## Short exercise
Identify each line holding the string "text" and copy it.

(Saved data entries)
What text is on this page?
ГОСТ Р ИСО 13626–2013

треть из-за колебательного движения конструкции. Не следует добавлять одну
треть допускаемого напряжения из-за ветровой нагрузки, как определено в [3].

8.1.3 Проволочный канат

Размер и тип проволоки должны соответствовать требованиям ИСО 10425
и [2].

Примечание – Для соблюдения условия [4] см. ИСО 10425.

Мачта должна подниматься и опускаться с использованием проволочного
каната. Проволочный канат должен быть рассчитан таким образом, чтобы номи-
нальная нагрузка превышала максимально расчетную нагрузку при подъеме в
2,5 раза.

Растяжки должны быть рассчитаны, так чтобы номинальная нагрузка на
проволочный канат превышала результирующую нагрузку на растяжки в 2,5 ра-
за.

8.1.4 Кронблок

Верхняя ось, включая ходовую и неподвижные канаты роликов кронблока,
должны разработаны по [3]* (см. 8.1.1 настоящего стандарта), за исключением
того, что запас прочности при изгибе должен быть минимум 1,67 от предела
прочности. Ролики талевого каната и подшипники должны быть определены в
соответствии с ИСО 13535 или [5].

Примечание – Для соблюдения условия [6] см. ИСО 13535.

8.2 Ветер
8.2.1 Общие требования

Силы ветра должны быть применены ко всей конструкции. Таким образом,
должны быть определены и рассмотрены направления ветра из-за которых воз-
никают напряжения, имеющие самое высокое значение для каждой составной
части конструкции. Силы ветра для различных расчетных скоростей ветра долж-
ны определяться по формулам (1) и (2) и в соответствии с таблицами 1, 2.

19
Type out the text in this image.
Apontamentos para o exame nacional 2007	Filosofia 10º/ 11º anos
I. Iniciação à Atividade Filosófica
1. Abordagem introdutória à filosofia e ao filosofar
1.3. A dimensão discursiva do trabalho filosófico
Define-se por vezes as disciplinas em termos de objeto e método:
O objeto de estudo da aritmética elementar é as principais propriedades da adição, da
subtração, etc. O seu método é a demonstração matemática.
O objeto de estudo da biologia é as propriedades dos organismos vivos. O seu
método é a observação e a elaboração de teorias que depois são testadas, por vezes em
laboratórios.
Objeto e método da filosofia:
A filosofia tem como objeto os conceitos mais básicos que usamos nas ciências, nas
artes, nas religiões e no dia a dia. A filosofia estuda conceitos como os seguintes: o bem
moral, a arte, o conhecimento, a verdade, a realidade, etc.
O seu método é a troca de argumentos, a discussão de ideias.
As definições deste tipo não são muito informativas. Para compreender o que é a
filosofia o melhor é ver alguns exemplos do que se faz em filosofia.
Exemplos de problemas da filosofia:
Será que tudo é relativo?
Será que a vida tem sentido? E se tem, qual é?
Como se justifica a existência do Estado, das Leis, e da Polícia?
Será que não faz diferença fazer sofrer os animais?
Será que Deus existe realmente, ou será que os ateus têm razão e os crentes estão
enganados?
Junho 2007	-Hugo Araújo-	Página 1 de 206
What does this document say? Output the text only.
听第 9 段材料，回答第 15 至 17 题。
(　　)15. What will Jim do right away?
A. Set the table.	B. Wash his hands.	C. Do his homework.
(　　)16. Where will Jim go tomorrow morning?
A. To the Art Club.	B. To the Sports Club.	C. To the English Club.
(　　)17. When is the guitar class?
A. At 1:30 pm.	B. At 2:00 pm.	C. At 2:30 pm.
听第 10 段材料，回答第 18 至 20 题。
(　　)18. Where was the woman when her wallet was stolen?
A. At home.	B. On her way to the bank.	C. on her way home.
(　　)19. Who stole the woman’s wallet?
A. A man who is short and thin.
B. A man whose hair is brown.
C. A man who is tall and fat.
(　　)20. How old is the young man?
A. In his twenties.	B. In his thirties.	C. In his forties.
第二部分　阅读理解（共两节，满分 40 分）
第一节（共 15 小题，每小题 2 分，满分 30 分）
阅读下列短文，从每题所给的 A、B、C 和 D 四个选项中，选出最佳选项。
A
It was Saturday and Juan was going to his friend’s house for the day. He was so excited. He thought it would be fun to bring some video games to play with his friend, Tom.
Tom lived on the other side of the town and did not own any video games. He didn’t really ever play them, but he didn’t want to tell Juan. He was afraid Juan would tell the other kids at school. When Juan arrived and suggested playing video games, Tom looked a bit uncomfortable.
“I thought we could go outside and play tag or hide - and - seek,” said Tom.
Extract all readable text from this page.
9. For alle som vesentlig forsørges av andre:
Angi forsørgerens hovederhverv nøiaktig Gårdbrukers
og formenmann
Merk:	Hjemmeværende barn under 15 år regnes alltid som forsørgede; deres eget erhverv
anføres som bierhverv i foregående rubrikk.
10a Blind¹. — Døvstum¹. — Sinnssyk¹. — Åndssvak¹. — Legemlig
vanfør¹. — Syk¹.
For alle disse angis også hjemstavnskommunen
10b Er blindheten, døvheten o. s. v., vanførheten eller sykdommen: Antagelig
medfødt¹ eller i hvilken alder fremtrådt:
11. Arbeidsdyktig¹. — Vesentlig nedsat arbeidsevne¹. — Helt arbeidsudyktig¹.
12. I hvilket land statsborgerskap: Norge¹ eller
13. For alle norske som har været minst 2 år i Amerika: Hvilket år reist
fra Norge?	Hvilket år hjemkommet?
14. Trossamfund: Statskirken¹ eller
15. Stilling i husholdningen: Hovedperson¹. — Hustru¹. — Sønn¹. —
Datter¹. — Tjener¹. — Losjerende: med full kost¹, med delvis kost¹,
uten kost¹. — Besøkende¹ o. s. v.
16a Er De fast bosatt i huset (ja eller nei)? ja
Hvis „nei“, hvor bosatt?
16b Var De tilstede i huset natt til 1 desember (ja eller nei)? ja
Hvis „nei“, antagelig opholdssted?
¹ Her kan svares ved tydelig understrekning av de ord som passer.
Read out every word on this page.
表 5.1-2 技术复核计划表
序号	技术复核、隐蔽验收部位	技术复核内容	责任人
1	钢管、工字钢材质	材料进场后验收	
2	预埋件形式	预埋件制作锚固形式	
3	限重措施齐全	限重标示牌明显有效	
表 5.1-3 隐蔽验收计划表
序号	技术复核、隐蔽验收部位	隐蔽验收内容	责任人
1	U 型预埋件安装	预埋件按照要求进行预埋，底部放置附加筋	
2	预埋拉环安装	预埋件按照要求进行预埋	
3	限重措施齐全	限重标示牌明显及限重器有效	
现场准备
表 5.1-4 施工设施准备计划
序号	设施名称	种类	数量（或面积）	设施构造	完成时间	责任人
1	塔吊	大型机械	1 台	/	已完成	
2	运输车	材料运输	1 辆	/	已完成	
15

## Solution for this problem
What text is on this page?
Type out the text in this image.
What does this document say? Output the text only.
Extract all readable text from this page.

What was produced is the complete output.